Integrations
Ragas
Evaluate RAG pipelines with Ragas and feed scores back into Muster traces.
Ragas is an open-source tool for model-based evaluation of Retrieval-Augmented Generation (RAG) pipelines. Together with Muster's tracing, scoring, and analytics, you get a complete loop from instrumentation to evaluation to reporting.
What you can do
Ragas:
- Generate synthetic test sets for pipeline assessment.
- Reference-free evaluation without ground-truth data.
- Performance metrics including faithfulness, answer relevancy, and context precision.
- Custom prompt optimization with automatic adaptation.
- CI/CD pipeline integration via Pytest.
Muster:
- Span- and trace-level scoring.
- Segmentation and analytics to identify performance gaps.
- Detailed reporting per use case and user segment.

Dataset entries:
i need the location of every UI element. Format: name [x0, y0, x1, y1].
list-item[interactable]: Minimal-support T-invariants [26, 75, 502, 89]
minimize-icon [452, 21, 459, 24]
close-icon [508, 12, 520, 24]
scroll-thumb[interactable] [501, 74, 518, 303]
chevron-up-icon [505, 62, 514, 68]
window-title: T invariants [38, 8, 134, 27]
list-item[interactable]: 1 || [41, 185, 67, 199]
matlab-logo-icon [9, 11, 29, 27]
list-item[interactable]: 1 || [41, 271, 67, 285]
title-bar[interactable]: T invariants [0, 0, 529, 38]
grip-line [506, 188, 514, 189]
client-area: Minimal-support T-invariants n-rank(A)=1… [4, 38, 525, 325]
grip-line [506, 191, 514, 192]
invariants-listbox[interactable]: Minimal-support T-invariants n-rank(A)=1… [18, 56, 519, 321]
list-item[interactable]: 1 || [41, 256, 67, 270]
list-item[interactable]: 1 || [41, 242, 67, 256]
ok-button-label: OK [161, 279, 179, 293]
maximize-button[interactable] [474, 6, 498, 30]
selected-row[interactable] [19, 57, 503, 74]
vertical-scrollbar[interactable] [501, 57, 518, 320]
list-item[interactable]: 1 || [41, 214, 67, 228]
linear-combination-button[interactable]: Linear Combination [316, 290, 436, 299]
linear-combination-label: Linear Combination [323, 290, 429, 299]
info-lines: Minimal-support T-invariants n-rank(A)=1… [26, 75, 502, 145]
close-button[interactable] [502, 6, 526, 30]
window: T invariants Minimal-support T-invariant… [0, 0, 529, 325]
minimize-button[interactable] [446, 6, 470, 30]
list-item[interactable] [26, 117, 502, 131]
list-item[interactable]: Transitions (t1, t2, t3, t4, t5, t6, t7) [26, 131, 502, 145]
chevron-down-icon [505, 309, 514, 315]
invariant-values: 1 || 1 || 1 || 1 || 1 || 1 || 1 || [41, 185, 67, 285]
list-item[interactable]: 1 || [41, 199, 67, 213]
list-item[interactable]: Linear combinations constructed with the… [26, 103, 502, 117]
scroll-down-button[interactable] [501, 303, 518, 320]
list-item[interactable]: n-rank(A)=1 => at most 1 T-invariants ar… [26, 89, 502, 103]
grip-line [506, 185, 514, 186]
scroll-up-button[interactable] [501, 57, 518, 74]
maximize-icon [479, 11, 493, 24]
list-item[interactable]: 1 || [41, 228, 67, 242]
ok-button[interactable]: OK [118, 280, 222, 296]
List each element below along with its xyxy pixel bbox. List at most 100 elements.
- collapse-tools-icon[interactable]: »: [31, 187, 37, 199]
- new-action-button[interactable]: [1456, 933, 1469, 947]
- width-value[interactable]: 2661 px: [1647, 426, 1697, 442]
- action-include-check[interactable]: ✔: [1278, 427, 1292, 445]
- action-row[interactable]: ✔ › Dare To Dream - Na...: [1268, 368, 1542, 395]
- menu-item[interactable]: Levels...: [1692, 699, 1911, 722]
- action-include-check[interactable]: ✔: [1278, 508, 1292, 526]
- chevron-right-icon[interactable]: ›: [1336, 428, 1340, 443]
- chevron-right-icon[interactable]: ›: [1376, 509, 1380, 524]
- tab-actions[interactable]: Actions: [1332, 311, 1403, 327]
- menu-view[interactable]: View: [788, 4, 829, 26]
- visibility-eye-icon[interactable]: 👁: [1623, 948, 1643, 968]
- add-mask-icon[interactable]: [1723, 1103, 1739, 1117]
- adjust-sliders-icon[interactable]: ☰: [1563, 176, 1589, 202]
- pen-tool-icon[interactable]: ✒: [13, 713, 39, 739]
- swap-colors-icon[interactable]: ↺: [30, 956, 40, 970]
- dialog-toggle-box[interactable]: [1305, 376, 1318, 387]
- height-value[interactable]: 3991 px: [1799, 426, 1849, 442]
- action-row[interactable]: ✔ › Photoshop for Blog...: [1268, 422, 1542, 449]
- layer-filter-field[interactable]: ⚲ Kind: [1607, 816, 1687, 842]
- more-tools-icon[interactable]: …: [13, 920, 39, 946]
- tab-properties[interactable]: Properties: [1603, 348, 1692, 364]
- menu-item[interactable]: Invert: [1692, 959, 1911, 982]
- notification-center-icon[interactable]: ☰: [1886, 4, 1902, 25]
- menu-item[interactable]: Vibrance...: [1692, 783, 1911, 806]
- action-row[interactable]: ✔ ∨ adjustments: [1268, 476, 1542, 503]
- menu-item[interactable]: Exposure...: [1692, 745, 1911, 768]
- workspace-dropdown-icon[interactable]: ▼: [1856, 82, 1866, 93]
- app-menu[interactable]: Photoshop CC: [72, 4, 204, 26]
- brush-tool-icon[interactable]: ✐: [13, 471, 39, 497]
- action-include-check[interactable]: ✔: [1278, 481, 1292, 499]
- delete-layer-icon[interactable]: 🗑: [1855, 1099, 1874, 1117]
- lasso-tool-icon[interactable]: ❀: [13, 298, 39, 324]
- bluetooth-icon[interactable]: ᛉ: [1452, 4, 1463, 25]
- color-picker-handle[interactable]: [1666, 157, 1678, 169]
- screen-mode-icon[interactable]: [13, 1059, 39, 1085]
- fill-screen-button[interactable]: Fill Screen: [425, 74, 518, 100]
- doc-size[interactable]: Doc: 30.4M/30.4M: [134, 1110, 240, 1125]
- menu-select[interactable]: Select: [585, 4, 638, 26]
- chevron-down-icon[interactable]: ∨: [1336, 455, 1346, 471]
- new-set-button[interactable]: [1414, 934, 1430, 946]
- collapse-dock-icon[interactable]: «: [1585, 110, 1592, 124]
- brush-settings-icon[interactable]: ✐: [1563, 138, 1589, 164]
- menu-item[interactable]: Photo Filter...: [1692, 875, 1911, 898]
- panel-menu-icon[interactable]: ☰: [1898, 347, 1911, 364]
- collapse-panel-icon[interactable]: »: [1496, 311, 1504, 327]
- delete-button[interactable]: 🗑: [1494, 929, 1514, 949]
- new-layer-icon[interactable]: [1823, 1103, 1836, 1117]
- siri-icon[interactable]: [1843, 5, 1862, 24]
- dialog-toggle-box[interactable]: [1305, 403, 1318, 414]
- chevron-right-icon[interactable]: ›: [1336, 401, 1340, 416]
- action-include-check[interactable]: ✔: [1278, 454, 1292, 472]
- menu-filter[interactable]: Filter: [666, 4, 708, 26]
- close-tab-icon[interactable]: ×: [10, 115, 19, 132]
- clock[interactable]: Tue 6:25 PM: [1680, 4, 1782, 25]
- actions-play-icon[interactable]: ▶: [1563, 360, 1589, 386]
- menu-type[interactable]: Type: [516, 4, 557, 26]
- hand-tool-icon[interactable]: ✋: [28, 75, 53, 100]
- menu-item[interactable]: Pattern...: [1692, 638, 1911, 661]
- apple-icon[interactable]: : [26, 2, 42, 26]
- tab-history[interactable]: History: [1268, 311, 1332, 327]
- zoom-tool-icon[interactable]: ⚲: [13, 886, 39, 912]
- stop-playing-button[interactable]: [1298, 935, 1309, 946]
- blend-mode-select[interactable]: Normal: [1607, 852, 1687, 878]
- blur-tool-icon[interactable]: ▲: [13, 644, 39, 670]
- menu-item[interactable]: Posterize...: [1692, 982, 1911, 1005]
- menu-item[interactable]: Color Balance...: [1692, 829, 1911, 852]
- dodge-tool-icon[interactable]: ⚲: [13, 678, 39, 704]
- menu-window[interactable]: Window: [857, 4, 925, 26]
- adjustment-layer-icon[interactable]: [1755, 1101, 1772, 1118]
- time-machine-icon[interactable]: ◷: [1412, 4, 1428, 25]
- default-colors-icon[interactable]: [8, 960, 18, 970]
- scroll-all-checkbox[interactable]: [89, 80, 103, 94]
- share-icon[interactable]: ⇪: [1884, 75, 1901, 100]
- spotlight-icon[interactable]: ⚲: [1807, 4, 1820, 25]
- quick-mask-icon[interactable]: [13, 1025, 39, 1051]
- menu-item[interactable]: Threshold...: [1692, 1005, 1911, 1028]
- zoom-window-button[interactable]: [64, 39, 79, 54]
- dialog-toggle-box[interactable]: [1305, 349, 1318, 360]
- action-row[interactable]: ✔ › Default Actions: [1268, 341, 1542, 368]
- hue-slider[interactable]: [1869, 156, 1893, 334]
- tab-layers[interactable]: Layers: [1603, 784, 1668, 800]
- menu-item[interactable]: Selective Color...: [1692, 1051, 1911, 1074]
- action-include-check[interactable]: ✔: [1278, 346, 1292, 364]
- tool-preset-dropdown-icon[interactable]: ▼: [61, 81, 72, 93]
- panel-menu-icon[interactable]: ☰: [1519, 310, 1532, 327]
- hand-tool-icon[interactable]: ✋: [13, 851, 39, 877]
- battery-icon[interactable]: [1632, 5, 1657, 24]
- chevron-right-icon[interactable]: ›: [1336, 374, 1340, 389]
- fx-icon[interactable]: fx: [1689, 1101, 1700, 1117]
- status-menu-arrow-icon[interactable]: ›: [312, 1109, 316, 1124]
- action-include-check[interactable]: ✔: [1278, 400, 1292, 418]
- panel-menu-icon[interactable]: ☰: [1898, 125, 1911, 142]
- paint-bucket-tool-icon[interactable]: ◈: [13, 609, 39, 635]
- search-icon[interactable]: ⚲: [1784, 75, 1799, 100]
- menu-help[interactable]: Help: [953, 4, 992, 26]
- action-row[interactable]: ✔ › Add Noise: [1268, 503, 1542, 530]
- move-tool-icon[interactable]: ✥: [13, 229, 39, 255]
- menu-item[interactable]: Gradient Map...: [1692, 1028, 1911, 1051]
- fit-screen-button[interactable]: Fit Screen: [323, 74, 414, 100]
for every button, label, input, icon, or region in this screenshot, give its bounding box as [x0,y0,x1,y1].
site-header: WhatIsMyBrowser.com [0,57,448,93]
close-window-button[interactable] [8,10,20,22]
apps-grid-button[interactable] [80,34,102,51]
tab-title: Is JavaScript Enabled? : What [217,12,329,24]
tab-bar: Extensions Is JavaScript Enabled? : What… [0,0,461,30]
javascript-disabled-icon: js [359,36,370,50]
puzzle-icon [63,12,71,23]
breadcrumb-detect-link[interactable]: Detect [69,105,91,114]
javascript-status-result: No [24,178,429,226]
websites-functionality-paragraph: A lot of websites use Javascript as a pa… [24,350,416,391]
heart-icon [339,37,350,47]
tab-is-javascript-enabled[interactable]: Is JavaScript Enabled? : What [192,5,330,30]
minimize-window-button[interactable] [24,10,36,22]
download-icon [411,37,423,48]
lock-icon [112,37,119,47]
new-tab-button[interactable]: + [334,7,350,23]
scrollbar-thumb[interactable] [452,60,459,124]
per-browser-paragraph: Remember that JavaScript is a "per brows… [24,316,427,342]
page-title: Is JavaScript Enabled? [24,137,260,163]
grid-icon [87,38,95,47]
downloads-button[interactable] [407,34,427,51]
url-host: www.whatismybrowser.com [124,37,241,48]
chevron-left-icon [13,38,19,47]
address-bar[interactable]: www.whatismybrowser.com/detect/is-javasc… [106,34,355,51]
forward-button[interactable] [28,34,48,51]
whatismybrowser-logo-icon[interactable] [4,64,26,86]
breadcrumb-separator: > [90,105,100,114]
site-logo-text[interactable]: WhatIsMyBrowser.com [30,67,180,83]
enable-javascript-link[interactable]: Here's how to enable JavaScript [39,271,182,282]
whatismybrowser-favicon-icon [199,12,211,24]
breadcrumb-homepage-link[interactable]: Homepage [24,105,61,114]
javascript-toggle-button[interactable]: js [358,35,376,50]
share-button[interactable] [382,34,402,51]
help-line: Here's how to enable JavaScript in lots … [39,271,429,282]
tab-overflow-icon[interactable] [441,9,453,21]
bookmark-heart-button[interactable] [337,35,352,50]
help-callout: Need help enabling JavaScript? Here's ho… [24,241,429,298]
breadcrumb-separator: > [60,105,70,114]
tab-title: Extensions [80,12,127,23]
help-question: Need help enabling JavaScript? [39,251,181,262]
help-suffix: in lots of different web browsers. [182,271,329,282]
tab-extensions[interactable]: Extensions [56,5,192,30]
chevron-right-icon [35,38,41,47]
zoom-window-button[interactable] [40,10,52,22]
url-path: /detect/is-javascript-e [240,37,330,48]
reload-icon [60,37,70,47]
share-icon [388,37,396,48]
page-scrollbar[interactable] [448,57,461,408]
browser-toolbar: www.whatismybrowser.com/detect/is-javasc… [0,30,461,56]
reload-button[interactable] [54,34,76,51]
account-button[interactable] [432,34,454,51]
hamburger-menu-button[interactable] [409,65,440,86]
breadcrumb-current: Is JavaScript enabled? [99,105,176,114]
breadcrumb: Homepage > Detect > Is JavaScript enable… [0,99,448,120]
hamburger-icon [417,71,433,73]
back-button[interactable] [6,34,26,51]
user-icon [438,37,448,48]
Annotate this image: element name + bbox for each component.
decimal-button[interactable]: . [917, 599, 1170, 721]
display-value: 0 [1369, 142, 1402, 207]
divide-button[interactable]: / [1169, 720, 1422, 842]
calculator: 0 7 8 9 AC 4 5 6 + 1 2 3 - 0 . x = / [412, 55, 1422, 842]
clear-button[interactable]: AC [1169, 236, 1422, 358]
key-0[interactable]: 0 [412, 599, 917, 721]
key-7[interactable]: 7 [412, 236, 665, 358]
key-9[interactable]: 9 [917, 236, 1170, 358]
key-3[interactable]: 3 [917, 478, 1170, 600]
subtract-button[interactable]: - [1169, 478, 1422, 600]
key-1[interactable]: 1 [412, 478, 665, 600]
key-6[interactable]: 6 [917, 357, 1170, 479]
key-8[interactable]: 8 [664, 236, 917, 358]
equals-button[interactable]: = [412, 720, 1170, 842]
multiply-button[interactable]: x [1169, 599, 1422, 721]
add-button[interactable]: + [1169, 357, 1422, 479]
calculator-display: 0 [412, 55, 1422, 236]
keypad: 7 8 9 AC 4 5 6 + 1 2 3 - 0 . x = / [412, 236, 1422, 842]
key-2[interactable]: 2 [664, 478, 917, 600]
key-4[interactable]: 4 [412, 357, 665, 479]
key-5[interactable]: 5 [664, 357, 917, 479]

> Exercise goal:
In the Ragas integration page, substitute "scoring" for "evaluation" and write out the part that opens with the words containing "- Reference-free evaluation" and closes with "and trace-level scoring.".

> Answer to this task:
- Reference-free scoring without ground-truth data.
- Performance metrics including faithfulness, answer relevancy, and context precision.
- Custom prompt optimization with automatic adaptation.
- CI/CD pipeline integration via Pytest.
Muster:
- Span- and trace-level scoring.